■ Listed entries
+ + + +
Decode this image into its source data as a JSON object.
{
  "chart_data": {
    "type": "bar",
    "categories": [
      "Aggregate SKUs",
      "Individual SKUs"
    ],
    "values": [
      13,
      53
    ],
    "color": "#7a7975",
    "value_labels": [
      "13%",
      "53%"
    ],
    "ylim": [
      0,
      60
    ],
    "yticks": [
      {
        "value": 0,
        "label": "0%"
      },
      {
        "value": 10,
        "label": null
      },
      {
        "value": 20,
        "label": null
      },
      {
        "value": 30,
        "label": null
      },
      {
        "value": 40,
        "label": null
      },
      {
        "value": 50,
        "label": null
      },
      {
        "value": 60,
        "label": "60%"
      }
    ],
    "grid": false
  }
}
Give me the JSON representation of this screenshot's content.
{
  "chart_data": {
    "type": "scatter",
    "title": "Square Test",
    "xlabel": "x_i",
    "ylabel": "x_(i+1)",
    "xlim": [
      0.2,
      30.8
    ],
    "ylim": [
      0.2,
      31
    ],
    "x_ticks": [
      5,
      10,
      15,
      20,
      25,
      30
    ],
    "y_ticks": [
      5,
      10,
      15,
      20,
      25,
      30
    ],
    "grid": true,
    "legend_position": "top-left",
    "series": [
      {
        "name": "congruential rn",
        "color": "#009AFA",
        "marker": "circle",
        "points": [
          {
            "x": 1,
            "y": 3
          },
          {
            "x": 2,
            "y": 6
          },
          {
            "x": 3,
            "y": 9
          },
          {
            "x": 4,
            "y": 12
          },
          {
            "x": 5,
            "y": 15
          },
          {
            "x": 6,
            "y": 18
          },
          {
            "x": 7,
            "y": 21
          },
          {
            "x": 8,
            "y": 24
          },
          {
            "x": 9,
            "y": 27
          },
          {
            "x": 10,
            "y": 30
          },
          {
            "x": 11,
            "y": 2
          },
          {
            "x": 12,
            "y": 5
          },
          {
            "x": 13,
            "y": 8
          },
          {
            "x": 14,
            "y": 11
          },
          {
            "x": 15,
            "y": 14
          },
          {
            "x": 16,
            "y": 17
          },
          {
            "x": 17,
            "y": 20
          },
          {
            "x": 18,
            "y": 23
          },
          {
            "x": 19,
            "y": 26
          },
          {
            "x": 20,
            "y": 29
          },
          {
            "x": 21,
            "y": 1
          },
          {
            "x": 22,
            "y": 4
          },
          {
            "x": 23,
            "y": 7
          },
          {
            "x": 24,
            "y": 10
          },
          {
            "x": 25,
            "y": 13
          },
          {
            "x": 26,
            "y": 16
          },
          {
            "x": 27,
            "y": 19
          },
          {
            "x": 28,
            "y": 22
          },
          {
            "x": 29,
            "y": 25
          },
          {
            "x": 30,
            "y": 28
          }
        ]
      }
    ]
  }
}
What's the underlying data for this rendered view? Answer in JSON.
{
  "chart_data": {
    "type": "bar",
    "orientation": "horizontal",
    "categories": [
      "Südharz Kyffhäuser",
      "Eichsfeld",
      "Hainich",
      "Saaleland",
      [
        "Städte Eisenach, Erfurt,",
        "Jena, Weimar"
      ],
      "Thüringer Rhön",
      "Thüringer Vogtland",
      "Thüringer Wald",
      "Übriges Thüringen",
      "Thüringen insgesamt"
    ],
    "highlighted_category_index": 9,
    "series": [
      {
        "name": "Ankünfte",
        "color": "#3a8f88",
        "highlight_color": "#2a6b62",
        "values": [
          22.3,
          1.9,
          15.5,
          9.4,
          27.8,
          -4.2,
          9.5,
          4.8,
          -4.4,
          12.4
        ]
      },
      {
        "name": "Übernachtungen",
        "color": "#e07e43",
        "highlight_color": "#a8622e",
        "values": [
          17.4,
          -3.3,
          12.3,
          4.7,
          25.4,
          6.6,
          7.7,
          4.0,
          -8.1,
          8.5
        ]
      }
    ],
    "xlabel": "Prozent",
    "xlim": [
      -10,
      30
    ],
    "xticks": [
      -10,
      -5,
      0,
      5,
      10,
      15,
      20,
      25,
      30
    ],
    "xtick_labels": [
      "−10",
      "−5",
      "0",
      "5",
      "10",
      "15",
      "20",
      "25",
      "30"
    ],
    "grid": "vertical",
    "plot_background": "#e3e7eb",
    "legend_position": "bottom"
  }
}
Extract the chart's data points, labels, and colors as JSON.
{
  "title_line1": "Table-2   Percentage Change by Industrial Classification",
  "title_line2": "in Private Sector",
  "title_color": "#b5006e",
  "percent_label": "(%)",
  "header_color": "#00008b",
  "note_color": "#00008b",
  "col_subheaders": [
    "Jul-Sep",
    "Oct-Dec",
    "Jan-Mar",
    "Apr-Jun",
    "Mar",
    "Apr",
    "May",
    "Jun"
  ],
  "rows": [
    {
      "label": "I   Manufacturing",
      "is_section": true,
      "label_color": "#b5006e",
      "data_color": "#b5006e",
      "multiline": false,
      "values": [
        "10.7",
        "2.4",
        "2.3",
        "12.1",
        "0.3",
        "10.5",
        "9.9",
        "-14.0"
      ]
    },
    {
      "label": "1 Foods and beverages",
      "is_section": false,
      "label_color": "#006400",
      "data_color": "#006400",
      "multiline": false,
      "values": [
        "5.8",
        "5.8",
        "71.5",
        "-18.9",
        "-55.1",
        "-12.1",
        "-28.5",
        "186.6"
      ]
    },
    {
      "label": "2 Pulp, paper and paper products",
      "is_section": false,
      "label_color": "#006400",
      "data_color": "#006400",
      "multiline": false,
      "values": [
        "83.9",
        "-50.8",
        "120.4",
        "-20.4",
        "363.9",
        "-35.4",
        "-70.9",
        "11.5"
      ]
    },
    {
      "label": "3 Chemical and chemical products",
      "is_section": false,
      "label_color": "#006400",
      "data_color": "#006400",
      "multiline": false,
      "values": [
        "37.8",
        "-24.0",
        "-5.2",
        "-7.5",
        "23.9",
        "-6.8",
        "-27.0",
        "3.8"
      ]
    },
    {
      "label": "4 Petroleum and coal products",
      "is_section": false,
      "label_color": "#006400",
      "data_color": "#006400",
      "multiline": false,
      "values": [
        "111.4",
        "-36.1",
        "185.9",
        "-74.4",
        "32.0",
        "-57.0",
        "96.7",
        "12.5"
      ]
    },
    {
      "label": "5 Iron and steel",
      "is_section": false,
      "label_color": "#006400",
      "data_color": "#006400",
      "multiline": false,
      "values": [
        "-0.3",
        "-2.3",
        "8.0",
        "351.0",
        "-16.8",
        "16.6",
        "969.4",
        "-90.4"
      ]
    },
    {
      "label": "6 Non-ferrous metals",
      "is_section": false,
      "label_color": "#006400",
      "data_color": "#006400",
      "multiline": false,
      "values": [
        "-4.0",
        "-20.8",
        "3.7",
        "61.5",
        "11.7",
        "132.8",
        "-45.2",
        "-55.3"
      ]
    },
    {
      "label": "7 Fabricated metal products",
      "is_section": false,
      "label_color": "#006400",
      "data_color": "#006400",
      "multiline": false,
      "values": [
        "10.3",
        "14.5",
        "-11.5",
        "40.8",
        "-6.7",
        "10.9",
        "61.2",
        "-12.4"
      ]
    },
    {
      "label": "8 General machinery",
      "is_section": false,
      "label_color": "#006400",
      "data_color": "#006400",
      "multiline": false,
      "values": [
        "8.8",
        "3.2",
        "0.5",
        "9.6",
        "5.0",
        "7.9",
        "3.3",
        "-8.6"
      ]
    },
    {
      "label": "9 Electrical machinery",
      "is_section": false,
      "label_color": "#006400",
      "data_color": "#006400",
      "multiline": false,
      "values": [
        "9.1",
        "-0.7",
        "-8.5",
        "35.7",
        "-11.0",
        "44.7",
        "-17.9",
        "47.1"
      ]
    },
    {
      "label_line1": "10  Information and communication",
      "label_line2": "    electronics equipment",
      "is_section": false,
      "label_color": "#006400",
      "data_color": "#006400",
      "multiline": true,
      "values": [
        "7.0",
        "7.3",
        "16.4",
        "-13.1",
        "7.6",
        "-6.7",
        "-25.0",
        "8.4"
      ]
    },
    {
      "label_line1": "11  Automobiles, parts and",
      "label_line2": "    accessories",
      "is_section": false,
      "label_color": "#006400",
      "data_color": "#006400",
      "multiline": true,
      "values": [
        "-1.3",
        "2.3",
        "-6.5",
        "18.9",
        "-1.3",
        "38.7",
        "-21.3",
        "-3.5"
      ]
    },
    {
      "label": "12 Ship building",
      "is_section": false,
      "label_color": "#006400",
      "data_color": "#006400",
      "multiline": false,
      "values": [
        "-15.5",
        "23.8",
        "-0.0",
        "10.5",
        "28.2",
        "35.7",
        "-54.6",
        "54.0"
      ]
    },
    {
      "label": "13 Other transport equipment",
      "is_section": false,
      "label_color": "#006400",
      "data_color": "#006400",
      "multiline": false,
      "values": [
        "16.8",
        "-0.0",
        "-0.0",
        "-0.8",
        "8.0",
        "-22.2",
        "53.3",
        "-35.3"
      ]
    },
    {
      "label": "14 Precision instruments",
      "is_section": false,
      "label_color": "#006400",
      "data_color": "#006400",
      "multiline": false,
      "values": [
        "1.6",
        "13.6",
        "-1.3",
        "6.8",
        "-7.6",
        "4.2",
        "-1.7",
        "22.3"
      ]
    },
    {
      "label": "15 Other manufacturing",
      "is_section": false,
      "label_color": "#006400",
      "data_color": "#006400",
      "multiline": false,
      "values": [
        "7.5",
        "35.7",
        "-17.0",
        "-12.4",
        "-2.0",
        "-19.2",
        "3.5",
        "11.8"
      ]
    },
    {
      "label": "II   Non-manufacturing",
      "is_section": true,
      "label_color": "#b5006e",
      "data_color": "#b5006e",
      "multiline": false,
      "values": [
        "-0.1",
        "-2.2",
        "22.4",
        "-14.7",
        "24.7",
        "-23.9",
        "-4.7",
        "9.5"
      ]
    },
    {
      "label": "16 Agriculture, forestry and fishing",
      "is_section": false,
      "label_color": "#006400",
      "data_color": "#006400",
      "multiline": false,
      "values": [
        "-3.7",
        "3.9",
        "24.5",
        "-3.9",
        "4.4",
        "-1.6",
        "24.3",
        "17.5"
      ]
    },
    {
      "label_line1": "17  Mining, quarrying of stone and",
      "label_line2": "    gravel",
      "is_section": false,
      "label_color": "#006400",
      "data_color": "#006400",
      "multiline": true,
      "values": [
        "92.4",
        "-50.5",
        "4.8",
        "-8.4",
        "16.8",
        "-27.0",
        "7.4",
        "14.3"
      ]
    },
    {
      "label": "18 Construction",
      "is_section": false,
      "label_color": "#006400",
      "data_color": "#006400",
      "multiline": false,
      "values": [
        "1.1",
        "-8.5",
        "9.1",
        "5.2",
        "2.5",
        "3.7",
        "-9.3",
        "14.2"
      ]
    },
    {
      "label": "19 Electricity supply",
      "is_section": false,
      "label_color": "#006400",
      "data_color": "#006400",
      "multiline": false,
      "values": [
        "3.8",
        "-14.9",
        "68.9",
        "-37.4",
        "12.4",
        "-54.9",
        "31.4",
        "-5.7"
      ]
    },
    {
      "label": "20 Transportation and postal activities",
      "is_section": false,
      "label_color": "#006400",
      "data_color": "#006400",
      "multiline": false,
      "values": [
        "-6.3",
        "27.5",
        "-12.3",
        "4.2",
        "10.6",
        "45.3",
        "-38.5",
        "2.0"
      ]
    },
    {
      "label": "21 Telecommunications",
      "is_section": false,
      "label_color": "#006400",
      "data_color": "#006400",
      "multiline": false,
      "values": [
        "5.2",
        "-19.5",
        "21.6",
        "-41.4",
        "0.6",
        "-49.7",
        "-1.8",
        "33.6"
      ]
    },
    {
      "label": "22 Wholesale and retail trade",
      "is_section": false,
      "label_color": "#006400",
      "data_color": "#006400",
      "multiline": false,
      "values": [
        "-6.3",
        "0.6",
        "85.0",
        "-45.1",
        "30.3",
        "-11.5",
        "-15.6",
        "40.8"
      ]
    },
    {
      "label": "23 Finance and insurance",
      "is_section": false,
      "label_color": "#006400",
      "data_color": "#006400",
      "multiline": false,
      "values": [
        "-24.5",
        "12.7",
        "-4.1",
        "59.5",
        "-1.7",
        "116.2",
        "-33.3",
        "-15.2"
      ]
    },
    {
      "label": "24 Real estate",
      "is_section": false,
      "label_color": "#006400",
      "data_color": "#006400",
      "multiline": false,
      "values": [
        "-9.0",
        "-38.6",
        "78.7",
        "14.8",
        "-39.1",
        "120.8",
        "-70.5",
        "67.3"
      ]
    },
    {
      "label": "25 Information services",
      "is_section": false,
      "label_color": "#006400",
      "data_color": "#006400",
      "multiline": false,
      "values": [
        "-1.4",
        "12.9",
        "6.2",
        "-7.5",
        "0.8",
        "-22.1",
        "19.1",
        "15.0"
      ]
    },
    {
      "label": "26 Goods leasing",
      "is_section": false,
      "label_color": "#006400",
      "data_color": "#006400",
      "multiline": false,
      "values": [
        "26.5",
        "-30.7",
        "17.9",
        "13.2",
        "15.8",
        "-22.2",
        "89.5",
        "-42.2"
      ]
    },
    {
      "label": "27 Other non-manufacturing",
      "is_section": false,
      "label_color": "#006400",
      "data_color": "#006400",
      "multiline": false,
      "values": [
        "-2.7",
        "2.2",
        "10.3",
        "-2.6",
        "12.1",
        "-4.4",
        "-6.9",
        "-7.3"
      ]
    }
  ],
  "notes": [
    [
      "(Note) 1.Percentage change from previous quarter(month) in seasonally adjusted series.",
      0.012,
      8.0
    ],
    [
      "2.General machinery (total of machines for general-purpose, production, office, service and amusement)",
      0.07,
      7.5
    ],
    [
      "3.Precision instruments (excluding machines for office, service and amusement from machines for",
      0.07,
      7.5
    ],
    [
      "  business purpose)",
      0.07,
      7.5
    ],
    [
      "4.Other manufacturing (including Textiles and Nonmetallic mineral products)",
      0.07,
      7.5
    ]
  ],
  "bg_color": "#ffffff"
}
+ + + +
■ Goal
Copy out each line of the listing that holds "Precision".

■ Task result
      "label": "14 Precision instruments",
      "3.Precision instruments (excluding machines for office, service and amusement from machines for",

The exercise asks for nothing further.